Extracted data entries
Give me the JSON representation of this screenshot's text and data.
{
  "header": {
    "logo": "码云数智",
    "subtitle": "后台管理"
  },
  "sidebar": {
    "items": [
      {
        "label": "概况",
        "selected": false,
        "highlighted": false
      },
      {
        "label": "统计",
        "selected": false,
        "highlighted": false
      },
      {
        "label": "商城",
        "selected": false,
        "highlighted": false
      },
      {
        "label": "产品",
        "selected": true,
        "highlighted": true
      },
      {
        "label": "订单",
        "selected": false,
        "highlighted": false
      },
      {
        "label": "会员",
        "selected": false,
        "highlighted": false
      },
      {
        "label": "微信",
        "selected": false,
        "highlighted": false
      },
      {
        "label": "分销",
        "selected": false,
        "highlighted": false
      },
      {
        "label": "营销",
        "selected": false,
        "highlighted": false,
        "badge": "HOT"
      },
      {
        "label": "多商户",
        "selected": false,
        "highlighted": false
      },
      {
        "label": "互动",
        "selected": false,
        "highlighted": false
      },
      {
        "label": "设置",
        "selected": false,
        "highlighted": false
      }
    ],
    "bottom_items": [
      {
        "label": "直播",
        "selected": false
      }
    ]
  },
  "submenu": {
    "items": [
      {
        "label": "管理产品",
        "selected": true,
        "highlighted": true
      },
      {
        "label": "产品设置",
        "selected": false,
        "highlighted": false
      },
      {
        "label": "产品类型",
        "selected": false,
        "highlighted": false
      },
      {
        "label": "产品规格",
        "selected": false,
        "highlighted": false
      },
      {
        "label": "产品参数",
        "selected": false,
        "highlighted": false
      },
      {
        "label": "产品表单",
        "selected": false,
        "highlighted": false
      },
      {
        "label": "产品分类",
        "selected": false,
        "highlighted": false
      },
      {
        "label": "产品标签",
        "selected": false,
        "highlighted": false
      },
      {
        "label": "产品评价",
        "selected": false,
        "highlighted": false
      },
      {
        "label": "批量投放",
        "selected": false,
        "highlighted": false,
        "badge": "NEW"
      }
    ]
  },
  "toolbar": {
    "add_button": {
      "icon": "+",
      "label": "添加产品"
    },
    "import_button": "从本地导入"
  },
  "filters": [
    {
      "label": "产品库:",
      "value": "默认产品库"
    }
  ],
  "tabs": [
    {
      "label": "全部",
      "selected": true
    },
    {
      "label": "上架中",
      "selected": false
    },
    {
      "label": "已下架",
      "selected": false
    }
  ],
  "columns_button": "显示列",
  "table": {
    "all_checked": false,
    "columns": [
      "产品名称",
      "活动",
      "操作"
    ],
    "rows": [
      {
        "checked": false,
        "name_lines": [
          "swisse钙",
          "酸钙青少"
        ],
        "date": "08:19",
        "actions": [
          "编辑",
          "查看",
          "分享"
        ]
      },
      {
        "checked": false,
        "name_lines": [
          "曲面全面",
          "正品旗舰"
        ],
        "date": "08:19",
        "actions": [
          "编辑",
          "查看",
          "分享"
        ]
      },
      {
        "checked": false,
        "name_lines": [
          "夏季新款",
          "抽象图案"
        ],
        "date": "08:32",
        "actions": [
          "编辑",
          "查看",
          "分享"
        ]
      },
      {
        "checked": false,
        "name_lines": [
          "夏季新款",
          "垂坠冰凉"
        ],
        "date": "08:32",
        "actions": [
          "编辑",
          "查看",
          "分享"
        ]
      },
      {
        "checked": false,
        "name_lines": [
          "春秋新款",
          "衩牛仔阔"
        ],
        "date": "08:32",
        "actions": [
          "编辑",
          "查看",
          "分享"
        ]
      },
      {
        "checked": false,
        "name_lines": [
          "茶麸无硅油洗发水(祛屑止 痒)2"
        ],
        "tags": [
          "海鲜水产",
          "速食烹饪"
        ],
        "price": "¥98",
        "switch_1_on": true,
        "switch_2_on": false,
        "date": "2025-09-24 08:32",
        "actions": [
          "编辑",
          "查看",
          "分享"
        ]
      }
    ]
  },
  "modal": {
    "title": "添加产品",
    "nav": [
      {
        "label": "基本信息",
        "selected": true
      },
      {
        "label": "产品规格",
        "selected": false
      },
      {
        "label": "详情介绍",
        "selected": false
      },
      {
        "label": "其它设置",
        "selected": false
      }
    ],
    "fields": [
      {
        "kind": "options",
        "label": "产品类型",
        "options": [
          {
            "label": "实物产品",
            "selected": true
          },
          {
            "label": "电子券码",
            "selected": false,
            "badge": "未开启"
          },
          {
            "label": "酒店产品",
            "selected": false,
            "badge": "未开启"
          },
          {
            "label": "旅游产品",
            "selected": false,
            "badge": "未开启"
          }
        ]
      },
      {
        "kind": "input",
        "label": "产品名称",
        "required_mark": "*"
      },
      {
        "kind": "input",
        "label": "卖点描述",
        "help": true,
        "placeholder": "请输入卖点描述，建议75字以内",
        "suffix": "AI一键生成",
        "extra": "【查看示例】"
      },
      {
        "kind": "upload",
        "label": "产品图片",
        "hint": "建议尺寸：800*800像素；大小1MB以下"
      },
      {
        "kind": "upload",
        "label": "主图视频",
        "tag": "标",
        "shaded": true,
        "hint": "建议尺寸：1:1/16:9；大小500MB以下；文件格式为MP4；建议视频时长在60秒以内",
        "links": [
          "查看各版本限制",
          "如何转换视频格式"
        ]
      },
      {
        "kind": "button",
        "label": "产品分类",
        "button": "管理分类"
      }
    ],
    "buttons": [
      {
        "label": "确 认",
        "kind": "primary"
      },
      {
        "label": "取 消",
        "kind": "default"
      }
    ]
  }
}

PROBLEM TO SOLVE: Where a line above includes "hint", copy that line.

WRITTEN ANSWER:
        "hint": "建议尺寸：800*800像素；大小1MB以下"
        "hint": "建议尺寸：1:1/16:9；大小500MB以下；文件格式为MP4；建议视频时长在60秒以内",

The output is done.